THE TASK ::
Wherever the word "Median" turns up in a line of the entries, copy that line.

---------- DATA RECORDS

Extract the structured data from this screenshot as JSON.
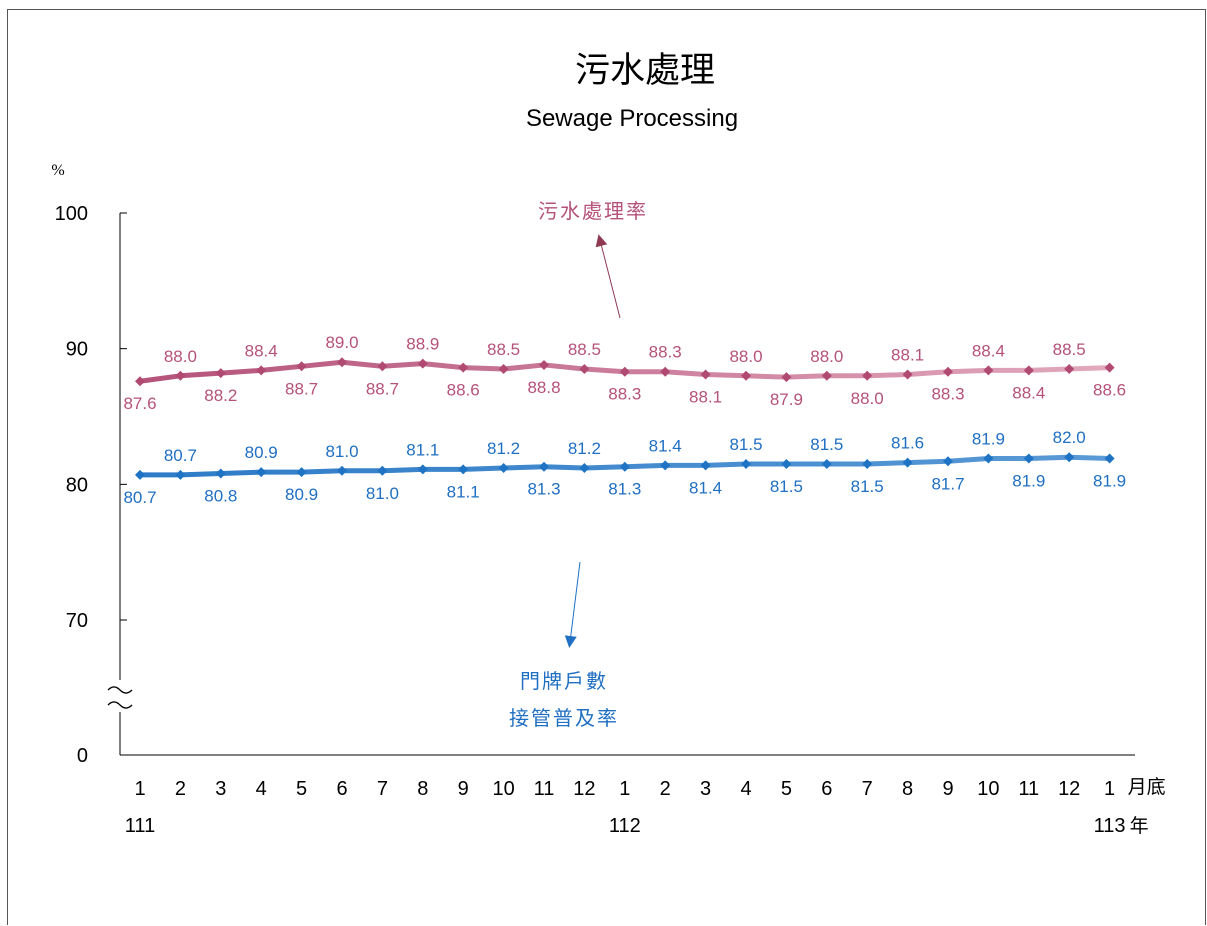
{
  "chart_data": {
    "type": "line",
    "title": "污水處理",
    "subtitle": "Sewage Processing",
    "ylabel": "%",
    "y_ticks": [
      "100",
      "90",
      "80",
      "70",
      "0"
    ],
    "ylim": [
      60,
      100
    ],
    "axis_break": true,
    "grid": false,
    "x_unit_label": "月底",
    "year_suffix": "年",
    "categories": [
      "1",
      "2",
      "3",
      "4",
      "5",
      "6",
      "7",
      "8",
      "9",
      "10",
      "11",
      "12",
      "1",
      "2",
      "3",
      "4",
      "5",
      "6",
      "7",
      "8",
      "9",
      "10",
      "11",
      "12",
      "1"
    ],
    "year_labels": [
      {
        "index": 0,
        "label": "111"
      },
      {
        "index": 12,
        "label": "112"
      },
      {
        "index": 24,
        "label": "113"
      }
    ],
    "series": [
      {
        "name": "污水處理率",
        "color": "#b5527a",
        "values": [
          87.6,
          88.0,
          88.2,
          88.4,
          88.7,
          89.0,
          88.7,
          88.9,
          88.6,
          88.5,
          88.8,
          88.5,
          88.3,
          88.3,
          88.1,
          88.0,
          87.9,
          88.0,
          88.0,
          88.1,
          88.3,
          88.4,
          88.4,
          88.5,
          88.6
        ]
      },
      {
        "name": "門牌戶數接管普及率",
        "name_lines": [
          "門牌戶數",
          "接管普及率"
        ],
        "color": "#1f6fc2",
        "values": [
          80.7,
          80.7,
          80.8,
          80.9,
          80.9,
          81.0,
          81.0,
          81.1,
          81.1,
          81.2,
          81.3,
          81.2,
          81.3,
          81.4,
          81.4,
          81.5,
          81.5,
          81.5,
          81.5,
          81.6,
          81.7,
          81.9,
          81.9,
          82.0,
          81.9
        ]
      }
    ]
  }
}
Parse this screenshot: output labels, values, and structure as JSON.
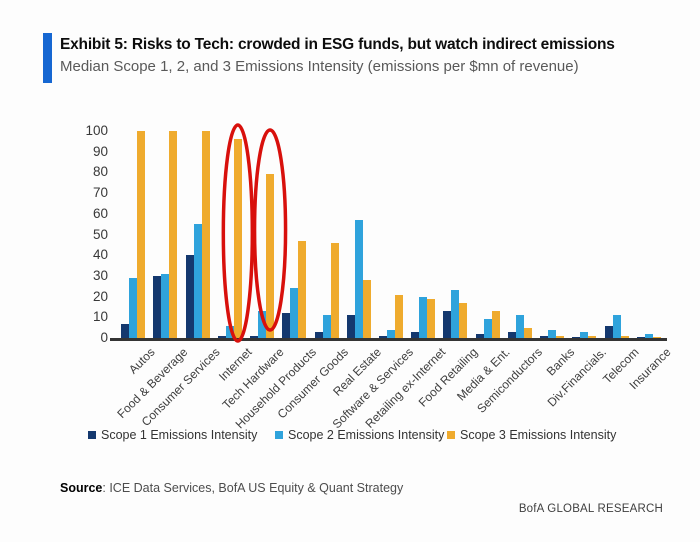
{
  "header": {
    "title": "Exhibit 5: Risks to Tech: crowded in ESG funds, but watch indirect emissions",
    "subtitle": "Median Scope 1, 2, and 3 Emissions Intensity (emissions per $mn of revenue)"
  },
  "chart_data": {
    "type": "bar",
    "title": "Median Scope 1, 2, and 3 Emissions Intensity (emissions per $mn of revenue)",
    "categories": [
      "Autos",
      "Food & Beverage",
      "Consumer Services",
      "Internet",
      "Tech Hardware",
      "Household Products",
      "Consumer Goods",
      "Real Estate",
      "Software & Services",
      "Retailing ex-Internet",
      "Food Retailing",
      "Media & Ent.",
      "Semiconductors",
      "Banks",
      "Div.Financials.",
      "Telecom",
      "Insurance"
    ],
    "series": [
      {
        "name": "Scope 1 Emissions Intensity",
        "color": "#14386E",
        "values": [
          7,
          30,
          40,
          1,
          1,
          12,
          3,
          11,
          1,
          3,
          13,
          2,
          3,
          1,
          0.5,
          6,
          0.5
        ]
      },
      {
        "name": "Scope 2 Emissions Intensity",
        "color": "#2FA3DC",
        "values": [
          29,
          31,
          55,
          6,
          13,
          24,
          11,
          57,
          4,
          20,
          23,
          9,
          11,
          4,
          3,
          11,
          2
        ]
      },
      {
        "name": "Scope 3 Emissions Intensity",
        "color": "#EFAB2E",
        "values": [
          100,
          100,
          100,
          96,
          79,
          47,
          46,
          28,
          21,
          19,
          17,
          13,
          5,
          1,
          1,
          1,
          0.5
        ]
      }
    ],
    "xlabel": "",
    "ylabel": "",
    "ylim": [
      0,
      100
    ],
    "yticks": [
      0,
      10,
      20,
      30,
      40,
      50,
      60,
      70,
      80,
      90,
      100
    ],
    "grid": false,
    "legend_position": "bottom",
    "annotations": [
      {
        "type": "ellipse",
        "category": "Internet",
        "series": "Scope 3 Emissions Intensity",
        "color": "#D8100C"
      },
      {
        "type": "ellipse",
        "category": "Tech Hardware",
        "series": "Scope 3 Emissions Intensity",
        "color": "#D8100C"
      }
    ]
  },
  "footer": {
    "source_label": "Source",
    "source_rest": ": ICE Data Services, BofA US Equity & Quant Strategy",
    "brand": "BofA GLOBAL RESEARCH"
  }
}
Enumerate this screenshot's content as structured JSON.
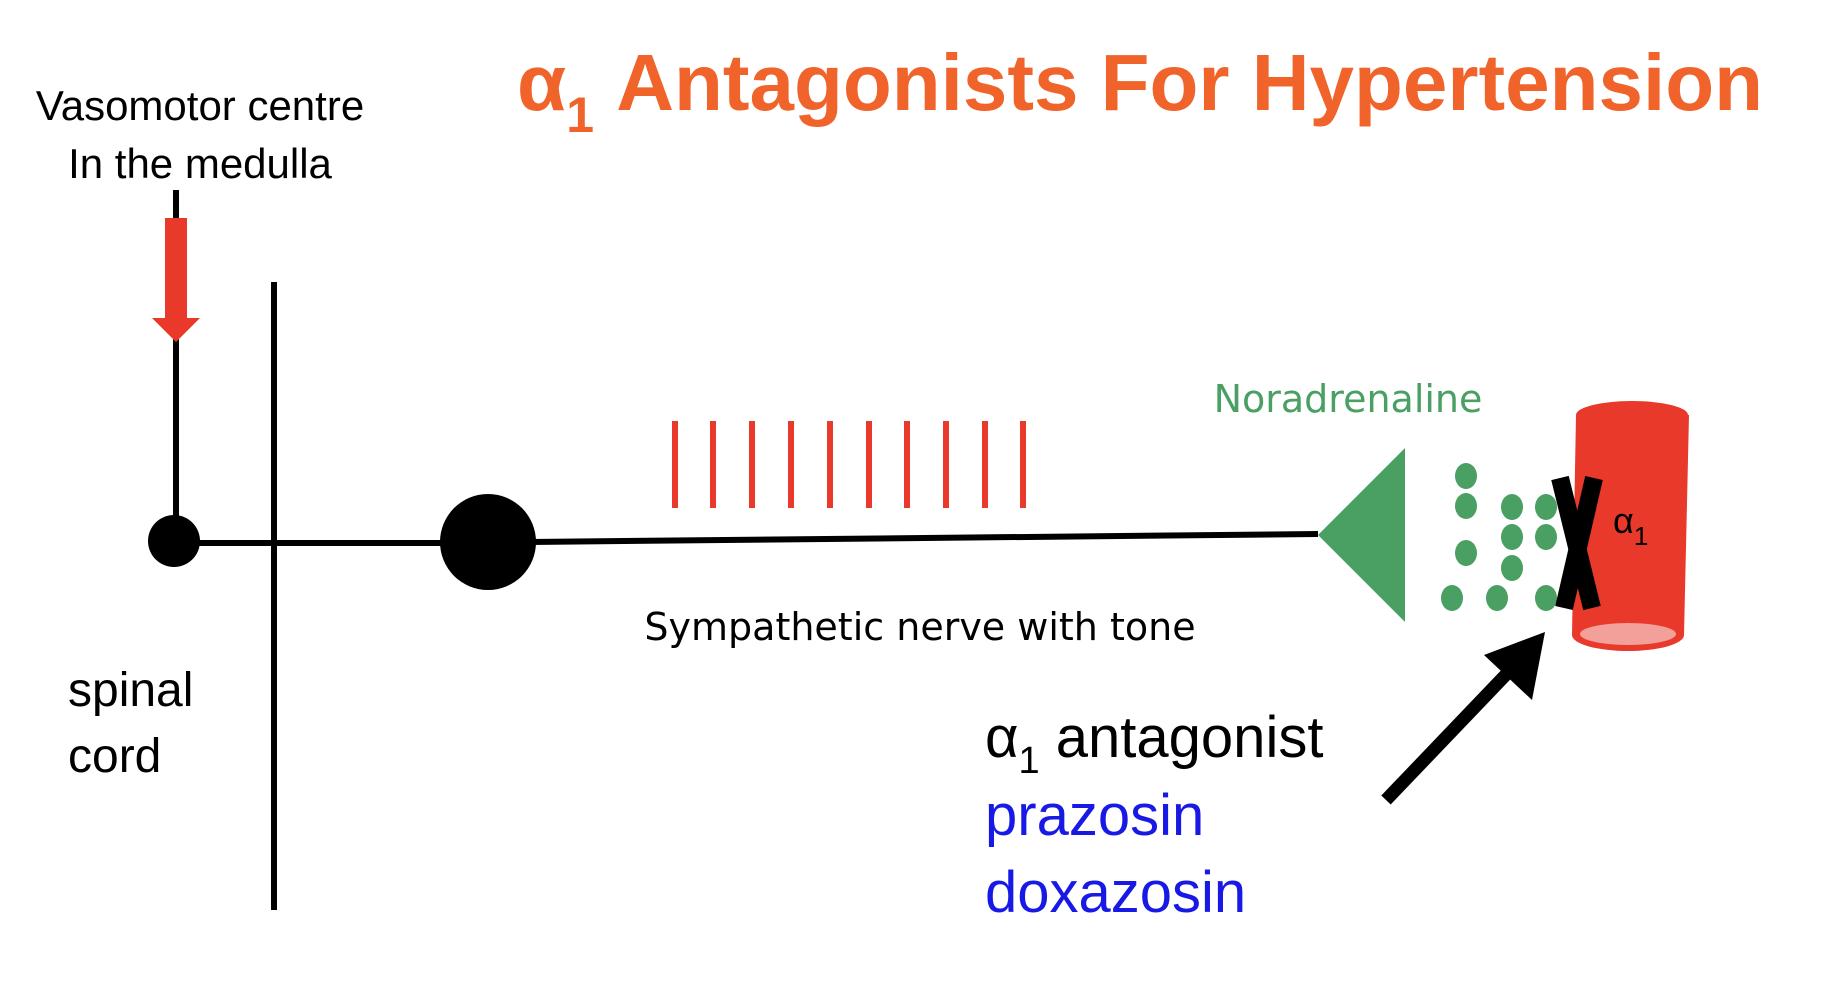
{
  "title": {
    "alpha": "α",
    "sub": "1",
    "text": " Antagonists For Hypertension"
  },
  "labels": {
    "vasomotor_line1": "Vasomotor centre",
    "vasomotor_line2": "In the medulla",
    "spinal_line1": "spinal",
    "spinal_line2": "cord",
    "sympathetic": "Sympathetic nerve with tone",
    "noradrenaline": "Noradrenaline",
    "receptor_alpha": "α",
    "receptor_sub": "1",
    "antagonist_alpha": "α",
    "antagonist_sub": "1",
    "antagonist_text": " antagonist",
    "drug1": "prazosin",
    "drug2": "doxazosin"
  },
  "colors": {
    "title": "#f0642c",
    "red": "#e8392a",
    "green": "#4a9f63",
    "black": "#000000",
    "blue": "#1919e6"
  },
  "nerve_impulse_count": 10
}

--------------------

TASK SOLUTION ::
    "subtitle": "Median Scope 1, 2, and 3 Emissions Intensity (emissions per $mn of revenue)"
    "title": "Median Scope 1, 2, and 3 Emissions Intensity (emissions per $mn of revenue)",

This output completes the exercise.